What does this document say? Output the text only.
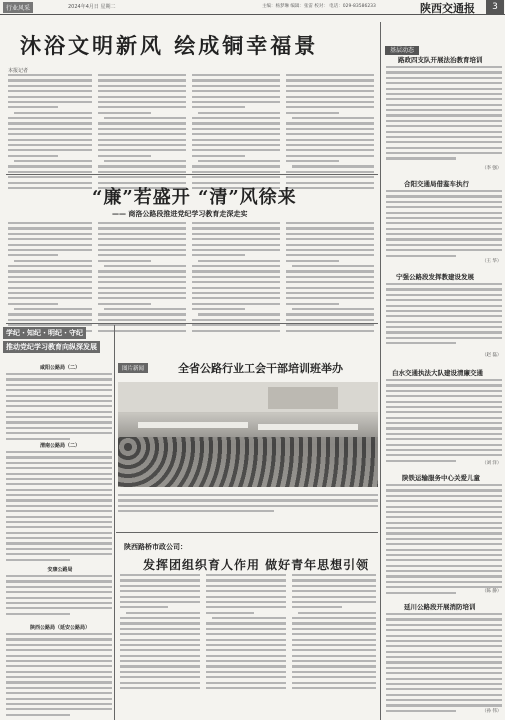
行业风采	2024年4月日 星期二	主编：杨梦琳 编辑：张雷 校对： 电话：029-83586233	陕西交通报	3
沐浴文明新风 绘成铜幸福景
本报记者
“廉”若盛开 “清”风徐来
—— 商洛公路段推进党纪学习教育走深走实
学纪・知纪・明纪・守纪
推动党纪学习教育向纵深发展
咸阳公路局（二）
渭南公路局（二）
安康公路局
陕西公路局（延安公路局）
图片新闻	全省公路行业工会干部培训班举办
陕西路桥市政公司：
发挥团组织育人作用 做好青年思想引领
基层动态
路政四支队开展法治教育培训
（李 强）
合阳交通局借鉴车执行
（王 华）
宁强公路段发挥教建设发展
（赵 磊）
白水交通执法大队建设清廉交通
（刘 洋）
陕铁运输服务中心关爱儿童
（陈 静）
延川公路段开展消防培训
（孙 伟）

****************

Instructions for the task. The records above must be echoed exactly, minus their pictures.

Solution to the exercise.
What does this document say? Output the text only.
行业风采	2024年4月日 星期二	主编：杨梦琳 编辑：张雷 校对： 电话：029-83586233	陕西交通报	3
沐浴文明新风 绘成铜幸福景
本报记者
“廉”若盛开 “清”风徐来
—— 商洛公路段推进党纪学习教育走深走实
学纪・知纪・明纪・守纪
推动党纪学习教育向纵深发展
咸阳公路局（二）
渭南公路局（二）
安康公路局
陕西公路局（延安公路局）
图片新闻	全省公路行业工会干部培训班举办
陕西路桥市政公司：
发挥团组织育人作用 做好青年思想引领
基层动态
路政四支队开展法治教育培训
（李 强）
合阳交通局借鉴车执行
（王 华）
宁强公路段发挥教建设发展
（赵 磊）
白水交通执法大队建设清廉交通
（刘 洋）
陕铁运输服务中心关爱儿童
（陈 静）
延川公路段开展消防培训
（孙 伟）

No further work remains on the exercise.